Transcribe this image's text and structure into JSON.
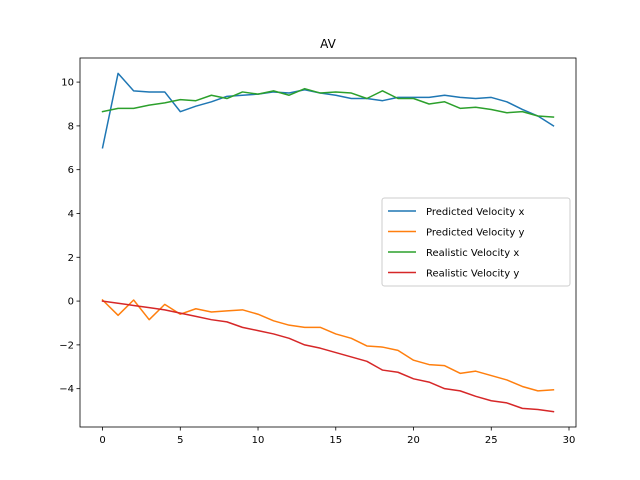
{
  "chart_data": {
    "type": "line",
    "title": "AV",
    "xlabel": "",
    "ylabel": "",
    "xlim": [
      -1.45,
      30.45
    ],
    "ylim": [
      -5.75,
      11.1
    ],
    "grid": false,
    "legend_position": "center-right",
    "xticks": [
      0,
      5,
      10,
      15,
      20,
      25,
      30
    ],
    "yticks": [
      -4,
      -2,
      0,
      2,
      4,
      6,
      8,
      10
    ],
    "x": [
      0,
      1,
      2,
      3,
      4,
      5,
      6,
      7,
      8,
      9,
      10,
      11,
      12,
      13,
      14,
      15,
      16,
      17,
      18,
      19,
      20,
      21,
      22,
      23,
      24,
      25,
      26,
      27,
      28,
      29
    ],
    "series": [
      {
        "name": "Predicted Velocity x",
        "color": "#1f77b4",
        "values": [
          7.0,
          10.4,
          9.6,
          9.55,
          9.55,
          8.65,
          8.9,
          9.1,
          9.35,
          9.4,
          9.45,
          9.55,
          9.5,
          9.65,
          9.5,
          9.4,
          9.25,
          9.25,
          9.15,
          9.3,
          9.3,
          9.3,
          9.4,
          9.3,
          9.25,
          9.3,
          9.1,
          8.75,
          8.45,
          8.0
        ]
      },
      {
        "name": "Predicted Velocity y",
        "color": "#ff7f0e",
        "values": [
          0.05,
          -0.65,
          0.05,
          -0.85,
          -0.15,
          -0.6,
          -0.35,
          -0.5,
          -0.45,
          -0.4,
          -0.6,
          -0.9,
          -1.1,
          -1.2,
          -1.2,
          -1.5,
          -1.7,
          -2.05,
          -2.1,
          -2.25,
          -2.7,
          -2.9,
          -2.95,
          -3.3,
          -3.2,
          -3.4,
          -3.6,
          -3.9,
          -4.1,
          -4.05
        ]
      },
      {
        "name": "Realistic Velocity x",
        "color": "#2ca02c",
        "values": [
          8.65,
          8.8,
          8.8,
          8.95,
          9.05,
          9.2,
          9.15,
          9.4,
          9.25,
          9.55,
          9.45,
          9.6,
          9.4,
          9.7,
          9.5,
          9.55,
          9.5,
          9.25,
          9.6,
          9.25,
          9.25,
          9.0,
          9.1,
          8.8,
          8.85,
          8.75,
          8.6,
          8.65,
          8.45,
          8.4
        ]
      },
      {
        "name": "Realistic Velocity y",
        "color": "#d62728",
        "values": [
          0.0,
          -0.1,
          -0.2,
          -0.3,
          -0.4,
          -0.55,
          -0.7,
          -0.85,
          -0.95,
          -1.2,
          -1.35,
          -1.5,
          -1.7,
          -2.0,
          -2.15,
          -2.35,
          -2.55,
          -2.75,
          -3.15,
          -3.25,
          -3.55,
          -3.7,
          -4.0,
          -4.1,
          -4.35,
          -4.55,
          -4.65,
          -4.9,
          -4.95,
          -5.05
        ]
      }
    ]
  }
}
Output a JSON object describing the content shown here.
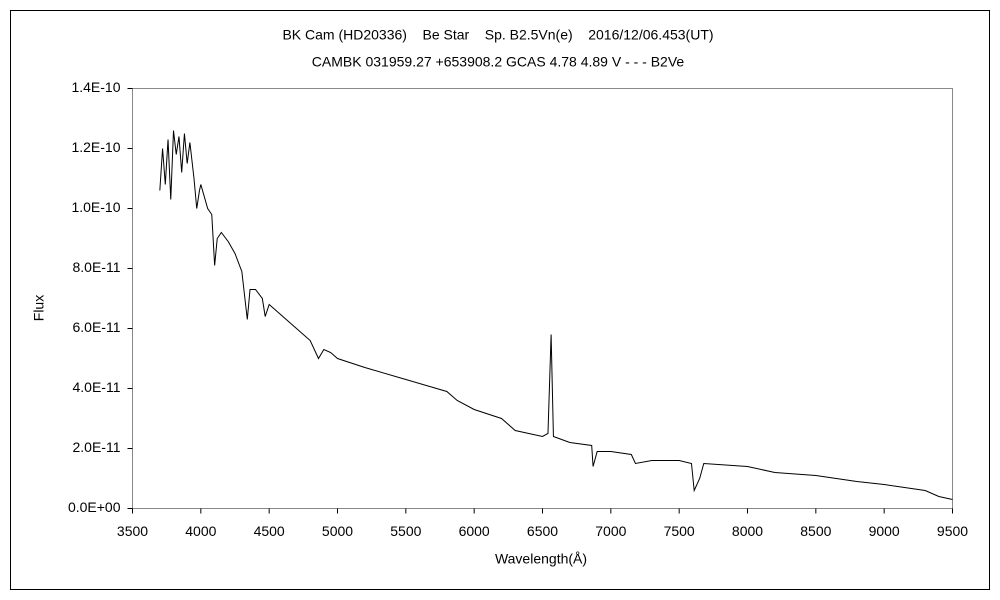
------------------------------------
▶ Goal:
Go through the material above and copy each line that has the word "Realistic".

▶ Answer to the problem:
        "name": "Realistic Velocity x",
        "name": "Realistic Velocity y",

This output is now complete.